Data shown:
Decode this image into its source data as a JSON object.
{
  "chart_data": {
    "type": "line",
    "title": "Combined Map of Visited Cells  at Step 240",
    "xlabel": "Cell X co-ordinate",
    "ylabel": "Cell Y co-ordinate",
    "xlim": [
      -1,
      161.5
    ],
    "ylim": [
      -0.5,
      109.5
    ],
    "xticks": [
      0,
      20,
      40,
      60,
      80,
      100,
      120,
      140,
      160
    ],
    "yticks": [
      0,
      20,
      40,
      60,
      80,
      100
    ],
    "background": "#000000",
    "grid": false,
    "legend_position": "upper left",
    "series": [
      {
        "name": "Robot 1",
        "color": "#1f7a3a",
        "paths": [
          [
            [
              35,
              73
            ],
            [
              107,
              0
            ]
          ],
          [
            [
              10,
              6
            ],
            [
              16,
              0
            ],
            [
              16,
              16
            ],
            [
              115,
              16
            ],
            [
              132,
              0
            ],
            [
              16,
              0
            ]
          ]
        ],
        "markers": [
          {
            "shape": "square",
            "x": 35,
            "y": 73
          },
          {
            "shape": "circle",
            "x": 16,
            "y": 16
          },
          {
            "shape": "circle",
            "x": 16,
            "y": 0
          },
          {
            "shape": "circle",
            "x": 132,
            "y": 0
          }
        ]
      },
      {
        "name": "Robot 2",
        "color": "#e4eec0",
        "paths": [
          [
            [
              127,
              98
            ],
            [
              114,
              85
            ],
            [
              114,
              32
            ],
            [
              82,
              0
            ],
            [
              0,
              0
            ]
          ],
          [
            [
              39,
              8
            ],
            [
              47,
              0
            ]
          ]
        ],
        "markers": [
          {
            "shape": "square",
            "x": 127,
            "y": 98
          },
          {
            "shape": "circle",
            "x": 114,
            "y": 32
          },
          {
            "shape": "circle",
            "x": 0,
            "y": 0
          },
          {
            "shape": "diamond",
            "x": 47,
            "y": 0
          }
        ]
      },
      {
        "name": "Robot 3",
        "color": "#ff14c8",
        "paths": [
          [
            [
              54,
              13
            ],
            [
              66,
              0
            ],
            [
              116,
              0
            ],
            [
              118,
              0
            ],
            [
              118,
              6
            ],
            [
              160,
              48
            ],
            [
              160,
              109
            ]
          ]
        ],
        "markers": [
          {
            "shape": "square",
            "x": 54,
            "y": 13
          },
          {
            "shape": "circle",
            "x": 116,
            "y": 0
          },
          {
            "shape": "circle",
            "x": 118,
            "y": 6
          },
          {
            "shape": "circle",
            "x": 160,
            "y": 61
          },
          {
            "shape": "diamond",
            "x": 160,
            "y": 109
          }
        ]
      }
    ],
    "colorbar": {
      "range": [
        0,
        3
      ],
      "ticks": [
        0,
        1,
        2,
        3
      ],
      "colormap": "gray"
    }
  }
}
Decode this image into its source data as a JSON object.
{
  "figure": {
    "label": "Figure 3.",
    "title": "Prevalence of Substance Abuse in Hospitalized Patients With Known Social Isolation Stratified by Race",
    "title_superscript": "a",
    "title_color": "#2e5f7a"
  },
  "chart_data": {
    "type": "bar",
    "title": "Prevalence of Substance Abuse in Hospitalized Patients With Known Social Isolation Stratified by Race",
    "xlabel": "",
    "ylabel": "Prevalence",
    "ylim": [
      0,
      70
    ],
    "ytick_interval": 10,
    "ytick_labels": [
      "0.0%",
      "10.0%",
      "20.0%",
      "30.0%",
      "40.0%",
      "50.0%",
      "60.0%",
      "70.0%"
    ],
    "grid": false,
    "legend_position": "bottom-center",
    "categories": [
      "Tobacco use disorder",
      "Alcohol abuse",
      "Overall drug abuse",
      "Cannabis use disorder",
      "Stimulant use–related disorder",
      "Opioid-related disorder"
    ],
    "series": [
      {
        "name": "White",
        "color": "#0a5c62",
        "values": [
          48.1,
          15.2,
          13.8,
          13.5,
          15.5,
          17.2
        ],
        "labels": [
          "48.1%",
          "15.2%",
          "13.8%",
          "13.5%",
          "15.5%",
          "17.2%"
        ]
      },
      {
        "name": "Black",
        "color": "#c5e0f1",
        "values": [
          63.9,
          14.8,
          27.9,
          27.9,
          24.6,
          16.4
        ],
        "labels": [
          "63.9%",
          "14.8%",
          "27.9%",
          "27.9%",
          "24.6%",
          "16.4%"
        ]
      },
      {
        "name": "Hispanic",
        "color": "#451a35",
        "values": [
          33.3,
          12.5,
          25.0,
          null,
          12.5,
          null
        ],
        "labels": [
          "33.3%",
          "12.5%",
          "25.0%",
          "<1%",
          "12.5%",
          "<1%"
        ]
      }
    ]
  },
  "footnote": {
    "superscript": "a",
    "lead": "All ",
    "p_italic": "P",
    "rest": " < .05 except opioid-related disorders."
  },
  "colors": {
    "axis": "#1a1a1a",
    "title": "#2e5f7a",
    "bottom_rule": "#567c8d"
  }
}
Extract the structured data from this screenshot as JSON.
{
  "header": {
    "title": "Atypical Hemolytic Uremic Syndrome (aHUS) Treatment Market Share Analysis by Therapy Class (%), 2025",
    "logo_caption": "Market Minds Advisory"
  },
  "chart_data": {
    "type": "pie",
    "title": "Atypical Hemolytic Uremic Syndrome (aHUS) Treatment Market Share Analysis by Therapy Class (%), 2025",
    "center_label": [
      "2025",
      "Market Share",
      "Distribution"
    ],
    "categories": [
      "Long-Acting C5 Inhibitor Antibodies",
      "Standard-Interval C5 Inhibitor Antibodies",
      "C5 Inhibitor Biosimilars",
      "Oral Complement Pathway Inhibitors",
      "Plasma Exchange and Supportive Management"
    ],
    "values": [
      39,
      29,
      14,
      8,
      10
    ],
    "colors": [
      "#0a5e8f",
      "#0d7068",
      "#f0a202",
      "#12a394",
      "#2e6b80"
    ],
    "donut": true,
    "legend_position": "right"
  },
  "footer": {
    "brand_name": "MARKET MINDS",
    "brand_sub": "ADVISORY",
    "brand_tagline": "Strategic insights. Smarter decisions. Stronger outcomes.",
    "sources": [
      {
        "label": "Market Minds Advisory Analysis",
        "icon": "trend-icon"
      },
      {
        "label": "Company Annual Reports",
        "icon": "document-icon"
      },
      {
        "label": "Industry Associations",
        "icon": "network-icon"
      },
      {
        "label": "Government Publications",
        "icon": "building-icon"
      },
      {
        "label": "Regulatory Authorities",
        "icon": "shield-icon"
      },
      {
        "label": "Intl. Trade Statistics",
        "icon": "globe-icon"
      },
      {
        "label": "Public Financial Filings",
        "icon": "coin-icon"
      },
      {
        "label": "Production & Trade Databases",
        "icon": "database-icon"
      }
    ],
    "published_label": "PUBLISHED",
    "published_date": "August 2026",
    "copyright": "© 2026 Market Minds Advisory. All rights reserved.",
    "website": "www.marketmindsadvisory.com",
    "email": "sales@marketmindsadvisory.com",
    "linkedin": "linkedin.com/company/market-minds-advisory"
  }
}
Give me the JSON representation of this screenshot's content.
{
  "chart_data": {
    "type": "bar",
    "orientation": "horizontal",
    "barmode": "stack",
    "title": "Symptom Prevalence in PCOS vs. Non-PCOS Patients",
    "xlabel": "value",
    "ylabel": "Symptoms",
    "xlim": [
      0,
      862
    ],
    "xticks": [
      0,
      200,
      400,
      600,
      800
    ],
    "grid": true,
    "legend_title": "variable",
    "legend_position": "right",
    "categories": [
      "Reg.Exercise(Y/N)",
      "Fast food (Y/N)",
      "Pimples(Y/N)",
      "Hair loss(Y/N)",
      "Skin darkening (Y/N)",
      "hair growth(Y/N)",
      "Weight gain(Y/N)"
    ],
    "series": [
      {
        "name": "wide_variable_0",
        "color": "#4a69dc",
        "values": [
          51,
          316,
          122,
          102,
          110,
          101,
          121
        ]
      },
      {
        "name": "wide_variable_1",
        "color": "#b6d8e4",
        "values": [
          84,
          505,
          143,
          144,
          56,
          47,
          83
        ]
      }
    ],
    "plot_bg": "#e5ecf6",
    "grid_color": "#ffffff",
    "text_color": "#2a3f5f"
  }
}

What you will do: Copy task for the entries above: every line with the string "this".

Your solution:
Decode this image into its source data as a JSON object.
Decode this image into its source data as a JSON object.
Extract the structured data from this screenshot as JSON.
Give me the JSON representation of this screenshot's content.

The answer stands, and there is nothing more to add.